(AIM OF THE EXERCISE): From the entries below, count the lines with "this". Write only the count.

(Figure record listings)
::::
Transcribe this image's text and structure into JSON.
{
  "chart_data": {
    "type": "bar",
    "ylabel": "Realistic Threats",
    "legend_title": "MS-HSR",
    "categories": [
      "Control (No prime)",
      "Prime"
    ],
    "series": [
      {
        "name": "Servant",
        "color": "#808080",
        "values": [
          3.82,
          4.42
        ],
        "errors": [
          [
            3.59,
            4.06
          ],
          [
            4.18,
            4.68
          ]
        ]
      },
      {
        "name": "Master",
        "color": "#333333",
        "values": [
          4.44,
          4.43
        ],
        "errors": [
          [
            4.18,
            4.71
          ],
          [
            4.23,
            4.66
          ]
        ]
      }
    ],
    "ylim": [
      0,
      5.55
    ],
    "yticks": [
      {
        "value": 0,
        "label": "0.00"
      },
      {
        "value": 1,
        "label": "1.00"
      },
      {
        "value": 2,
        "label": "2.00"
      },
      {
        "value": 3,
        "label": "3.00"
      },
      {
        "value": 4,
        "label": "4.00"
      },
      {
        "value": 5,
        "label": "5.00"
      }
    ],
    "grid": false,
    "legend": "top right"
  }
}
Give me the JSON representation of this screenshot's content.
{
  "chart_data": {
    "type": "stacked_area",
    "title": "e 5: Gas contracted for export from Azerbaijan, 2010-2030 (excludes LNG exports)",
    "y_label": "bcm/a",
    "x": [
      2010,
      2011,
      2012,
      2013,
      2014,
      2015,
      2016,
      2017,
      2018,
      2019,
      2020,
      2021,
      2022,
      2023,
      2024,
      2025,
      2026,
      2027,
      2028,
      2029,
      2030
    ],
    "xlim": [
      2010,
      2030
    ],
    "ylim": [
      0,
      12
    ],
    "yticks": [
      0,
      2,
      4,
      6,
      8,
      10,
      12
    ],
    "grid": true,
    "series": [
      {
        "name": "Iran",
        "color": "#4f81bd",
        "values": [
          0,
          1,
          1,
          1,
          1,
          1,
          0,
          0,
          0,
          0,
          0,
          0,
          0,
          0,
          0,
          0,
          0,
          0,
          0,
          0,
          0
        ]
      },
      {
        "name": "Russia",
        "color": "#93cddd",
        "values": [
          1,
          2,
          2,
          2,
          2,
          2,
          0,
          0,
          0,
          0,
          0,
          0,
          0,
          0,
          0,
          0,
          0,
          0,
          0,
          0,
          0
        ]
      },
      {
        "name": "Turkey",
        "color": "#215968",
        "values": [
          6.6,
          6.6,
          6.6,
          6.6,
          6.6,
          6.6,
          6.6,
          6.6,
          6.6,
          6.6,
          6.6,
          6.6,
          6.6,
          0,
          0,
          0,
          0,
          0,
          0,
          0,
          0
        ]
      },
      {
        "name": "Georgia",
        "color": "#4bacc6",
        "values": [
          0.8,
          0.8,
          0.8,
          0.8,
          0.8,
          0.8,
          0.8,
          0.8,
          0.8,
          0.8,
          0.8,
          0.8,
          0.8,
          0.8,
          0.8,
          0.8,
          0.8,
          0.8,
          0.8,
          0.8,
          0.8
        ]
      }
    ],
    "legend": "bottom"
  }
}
::::
(EXPECTED ANSWER): 2